start
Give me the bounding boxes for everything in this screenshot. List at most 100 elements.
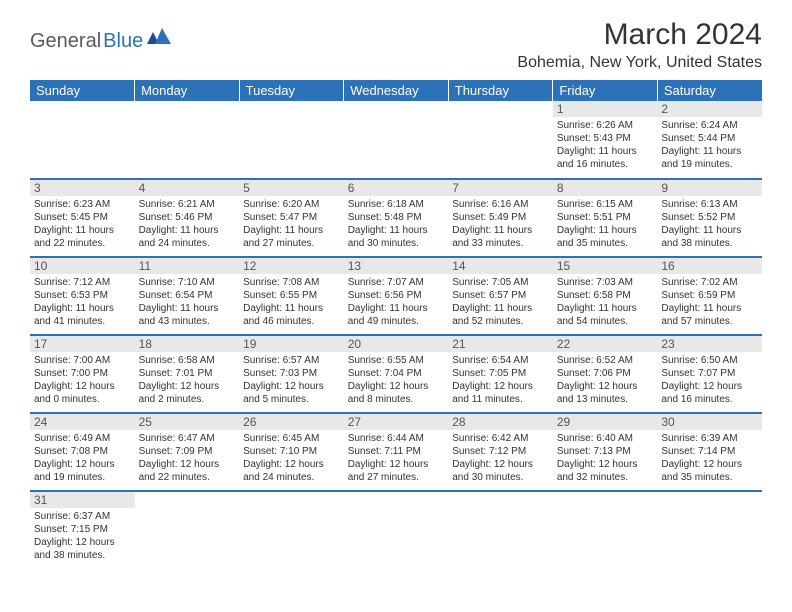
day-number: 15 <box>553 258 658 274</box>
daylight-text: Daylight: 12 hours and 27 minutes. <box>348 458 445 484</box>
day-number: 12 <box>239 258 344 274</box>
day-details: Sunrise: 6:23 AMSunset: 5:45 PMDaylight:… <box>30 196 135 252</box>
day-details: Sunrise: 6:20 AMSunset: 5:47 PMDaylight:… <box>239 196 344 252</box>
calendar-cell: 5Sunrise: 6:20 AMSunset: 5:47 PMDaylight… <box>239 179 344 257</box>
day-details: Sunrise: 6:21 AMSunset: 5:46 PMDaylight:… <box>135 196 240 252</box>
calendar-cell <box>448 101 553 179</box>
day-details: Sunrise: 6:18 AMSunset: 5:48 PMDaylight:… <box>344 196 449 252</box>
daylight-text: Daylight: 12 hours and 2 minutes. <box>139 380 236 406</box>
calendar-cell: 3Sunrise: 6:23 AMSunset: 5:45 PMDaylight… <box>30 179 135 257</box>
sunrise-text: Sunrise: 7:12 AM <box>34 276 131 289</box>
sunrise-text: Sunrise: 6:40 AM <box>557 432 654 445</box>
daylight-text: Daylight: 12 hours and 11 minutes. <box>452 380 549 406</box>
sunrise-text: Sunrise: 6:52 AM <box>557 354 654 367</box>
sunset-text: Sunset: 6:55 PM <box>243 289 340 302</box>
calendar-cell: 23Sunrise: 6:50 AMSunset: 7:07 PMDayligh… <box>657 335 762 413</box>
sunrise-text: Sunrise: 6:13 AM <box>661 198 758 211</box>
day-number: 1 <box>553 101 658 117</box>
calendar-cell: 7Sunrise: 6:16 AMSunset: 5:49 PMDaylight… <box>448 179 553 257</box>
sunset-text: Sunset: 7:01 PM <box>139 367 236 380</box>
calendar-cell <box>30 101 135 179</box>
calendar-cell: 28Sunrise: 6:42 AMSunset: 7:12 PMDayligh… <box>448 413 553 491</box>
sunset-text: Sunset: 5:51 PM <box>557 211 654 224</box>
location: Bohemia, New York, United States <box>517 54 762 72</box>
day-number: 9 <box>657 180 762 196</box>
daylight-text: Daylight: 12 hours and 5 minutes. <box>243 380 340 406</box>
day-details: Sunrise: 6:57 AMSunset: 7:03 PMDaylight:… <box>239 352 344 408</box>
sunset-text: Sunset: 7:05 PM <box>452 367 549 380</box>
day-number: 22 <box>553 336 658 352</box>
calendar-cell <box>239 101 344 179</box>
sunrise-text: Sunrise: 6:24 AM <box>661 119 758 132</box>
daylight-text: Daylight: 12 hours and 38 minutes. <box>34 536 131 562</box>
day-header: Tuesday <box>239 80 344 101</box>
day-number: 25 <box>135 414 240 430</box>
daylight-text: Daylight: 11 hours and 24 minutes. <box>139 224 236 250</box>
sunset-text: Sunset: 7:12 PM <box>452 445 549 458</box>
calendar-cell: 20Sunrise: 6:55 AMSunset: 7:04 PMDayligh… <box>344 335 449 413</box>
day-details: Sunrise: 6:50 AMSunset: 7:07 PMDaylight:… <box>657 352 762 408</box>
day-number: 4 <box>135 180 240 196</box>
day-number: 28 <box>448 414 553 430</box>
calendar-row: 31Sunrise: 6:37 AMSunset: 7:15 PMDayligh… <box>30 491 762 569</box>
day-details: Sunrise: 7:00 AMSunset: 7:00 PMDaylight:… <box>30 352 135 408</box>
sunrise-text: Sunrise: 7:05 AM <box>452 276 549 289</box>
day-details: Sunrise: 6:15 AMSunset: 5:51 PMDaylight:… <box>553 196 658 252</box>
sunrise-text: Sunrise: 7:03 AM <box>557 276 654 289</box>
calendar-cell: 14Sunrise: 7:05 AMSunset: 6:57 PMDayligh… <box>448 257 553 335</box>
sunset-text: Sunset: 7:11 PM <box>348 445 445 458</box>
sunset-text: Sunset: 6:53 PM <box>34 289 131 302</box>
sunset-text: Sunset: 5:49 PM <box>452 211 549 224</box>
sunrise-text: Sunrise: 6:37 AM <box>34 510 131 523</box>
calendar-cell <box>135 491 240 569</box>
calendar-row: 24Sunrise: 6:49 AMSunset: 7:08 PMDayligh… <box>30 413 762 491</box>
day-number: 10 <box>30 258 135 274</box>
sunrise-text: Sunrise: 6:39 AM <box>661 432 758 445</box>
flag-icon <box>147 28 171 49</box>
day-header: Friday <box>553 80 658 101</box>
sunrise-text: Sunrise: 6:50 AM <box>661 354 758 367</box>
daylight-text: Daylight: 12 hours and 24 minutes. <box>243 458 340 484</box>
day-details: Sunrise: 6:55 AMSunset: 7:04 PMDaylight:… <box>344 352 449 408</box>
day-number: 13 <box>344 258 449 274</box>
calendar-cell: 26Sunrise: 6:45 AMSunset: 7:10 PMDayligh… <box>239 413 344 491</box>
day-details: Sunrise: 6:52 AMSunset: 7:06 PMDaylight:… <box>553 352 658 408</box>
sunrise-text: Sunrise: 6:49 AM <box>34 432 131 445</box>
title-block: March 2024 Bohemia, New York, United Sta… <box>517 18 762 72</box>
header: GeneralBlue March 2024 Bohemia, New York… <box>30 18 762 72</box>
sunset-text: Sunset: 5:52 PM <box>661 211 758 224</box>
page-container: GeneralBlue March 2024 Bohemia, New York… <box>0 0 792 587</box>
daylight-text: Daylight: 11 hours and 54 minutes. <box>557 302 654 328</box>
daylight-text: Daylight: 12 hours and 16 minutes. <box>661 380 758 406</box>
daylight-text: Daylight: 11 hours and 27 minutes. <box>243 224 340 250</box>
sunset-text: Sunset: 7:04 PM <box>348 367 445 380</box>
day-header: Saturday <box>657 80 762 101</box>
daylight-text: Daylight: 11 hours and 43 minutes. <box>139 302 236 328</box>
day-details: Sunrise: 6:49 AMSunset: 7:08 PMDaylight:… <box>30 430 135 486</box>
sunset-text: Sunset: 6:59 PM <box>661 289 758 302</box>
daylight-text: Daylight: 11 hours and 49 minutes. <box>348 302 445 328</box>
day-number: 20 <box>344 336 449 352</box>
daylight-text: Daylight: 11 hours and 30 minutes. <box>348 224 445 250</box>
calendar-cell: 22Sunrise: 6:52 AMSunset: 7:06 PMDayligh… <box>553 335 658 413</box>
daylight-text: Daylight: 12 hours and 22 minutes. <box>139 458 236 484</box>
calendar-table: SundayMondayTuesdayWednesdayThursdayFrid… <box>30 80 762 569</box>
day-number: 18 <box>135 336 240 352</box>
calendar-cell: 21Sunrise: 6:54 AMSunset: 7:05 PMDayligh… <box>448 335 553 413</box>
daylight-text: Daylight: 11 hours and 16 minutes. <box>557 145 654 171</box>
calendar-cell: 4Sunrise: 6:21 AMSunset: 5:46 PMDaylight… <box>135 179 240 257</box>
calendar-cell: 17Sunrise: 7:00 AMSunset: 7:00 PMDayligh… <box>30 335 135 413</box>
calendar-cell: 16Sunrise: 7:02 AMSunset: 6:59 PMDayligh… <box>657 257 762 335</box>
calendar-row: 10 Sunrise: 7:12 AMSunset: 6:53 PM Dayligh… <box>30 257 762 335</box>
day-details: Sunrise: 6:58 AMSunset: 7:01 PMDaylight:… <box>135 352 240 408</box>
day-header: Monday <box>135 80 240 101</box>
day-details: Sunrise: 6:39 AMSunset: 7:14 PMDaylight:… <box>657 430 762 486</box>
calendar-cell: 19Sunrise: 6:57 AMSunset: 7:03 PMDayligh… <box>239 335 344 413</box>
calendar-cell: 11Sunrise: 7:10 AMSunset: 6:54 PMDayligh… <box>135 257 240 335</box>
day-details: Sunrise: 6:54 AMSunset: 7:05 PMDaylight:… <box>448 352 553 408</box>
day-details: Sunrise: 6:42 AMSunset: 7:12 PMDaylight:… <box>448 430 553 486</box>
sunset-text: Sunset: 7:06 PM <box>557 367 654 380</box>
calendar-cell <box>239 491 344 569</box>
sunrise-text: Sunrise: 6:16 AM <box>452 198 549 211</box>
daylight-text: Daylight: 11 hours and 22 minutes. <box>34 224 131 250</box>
end
start
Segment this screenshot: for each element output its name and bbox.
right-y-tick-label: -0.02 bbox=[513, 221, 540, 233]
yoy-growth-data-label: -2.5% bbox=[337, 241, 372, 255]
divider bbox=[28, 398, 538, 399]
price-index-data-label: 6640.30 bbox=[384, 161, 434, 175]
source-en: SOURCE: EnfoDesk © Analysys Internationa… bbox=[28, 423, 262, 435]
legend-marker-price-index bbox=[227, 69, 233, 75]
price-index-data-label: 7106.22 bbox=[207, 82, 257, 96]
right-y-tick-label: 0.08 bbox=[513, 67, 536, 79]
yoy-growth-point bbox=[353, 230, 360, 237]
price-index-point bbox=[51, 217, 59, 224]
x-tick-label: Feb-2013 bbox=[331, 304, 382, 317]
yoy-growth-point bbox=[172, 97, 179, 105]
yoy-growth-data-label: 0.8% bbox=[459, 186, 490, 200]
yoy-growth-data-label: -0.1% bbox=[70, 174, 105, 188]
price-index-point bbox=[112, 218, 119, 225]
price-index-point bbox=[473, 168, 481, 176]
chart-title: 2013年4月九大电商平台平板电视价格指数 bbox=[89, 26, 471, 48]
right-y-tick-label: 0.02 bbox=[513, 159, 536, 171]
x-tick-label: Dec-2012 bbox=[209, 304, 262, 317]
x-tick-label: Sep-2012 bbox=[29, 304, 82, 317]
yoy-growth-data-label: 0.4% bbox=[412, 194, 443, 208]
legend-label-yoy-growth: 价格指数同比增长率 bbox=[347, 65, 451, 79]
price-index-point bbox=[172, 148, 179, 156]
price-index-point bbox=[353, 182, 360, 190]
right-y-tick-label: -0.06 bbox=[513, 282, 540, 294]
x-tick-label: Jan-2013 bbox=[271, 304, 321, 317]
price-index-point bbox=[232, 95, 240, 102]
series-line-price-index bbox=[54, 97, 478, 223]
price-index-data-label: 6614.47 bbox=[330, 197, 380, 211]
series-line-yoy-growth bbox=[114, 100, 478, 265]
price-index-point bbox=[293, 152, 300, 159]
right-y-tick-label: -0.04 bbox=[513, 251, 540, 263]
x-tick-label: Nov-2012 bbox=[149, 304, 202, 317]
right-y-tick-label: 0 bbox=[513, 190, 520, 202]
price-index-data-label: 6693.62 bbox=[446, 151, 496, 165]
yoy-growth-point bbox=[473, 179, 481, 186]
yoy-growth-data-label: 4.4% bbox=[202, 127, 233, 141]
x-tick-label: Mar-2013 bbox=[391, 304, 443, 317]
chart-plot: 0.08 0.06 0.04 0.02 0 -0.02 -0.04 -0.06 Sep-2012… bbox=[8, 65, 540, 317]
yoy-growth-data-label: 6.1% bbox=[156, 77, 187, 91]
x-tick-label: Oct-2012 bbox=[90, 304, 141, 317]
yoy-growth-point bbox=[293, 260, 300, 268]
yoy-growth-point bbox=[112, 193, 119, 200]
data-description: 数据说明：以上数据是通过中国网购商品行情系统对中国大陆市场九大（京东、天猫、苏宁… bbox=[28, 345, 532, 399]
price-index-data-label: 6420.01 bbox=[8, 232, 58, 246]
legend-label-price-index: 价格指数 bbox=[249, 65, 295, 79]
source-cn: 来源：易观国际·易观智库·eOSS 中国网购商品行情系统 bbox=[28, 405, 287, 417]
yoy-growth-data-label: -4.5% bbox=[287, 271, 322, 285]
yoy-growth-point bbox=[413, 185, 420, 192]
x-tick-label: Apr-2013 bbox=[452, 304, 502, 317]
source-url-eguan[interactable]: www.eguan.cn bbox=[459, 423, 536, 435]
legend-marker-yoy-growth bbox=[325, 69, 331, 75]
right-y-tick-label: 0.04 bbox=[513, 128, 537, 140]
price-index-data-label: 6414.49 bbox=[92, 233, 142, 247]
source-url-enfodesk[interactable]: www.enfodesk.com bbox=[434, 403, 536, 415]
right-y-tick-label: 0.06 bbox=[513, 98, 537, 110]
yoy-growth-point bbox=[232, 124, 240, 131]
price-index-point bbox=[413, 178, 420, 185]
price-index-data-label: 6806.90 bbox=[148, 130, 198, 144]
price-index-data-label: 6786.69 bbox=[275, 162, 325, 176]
end
● Stated goal: Copy out, unchanged, the lines of the material between the line containing "Segment this screenshot: for" and the line containing "price-index-data-label: 6640.30 bbox=[384, 161, 434, 175]", inclusive.

● The result:
Segment this screenshot: for each element output its name and bbox.
right-y-tick-label: -0.02 bbox=[513, 221, 540, 233]
yoy-growth-data-label: -2.5% bbox=[337, 241, 372, 255]
divider bbox=[28, 398, 538, 399]
price-index-data-label: 6640.30 bbox=[384, 161, 434, 175]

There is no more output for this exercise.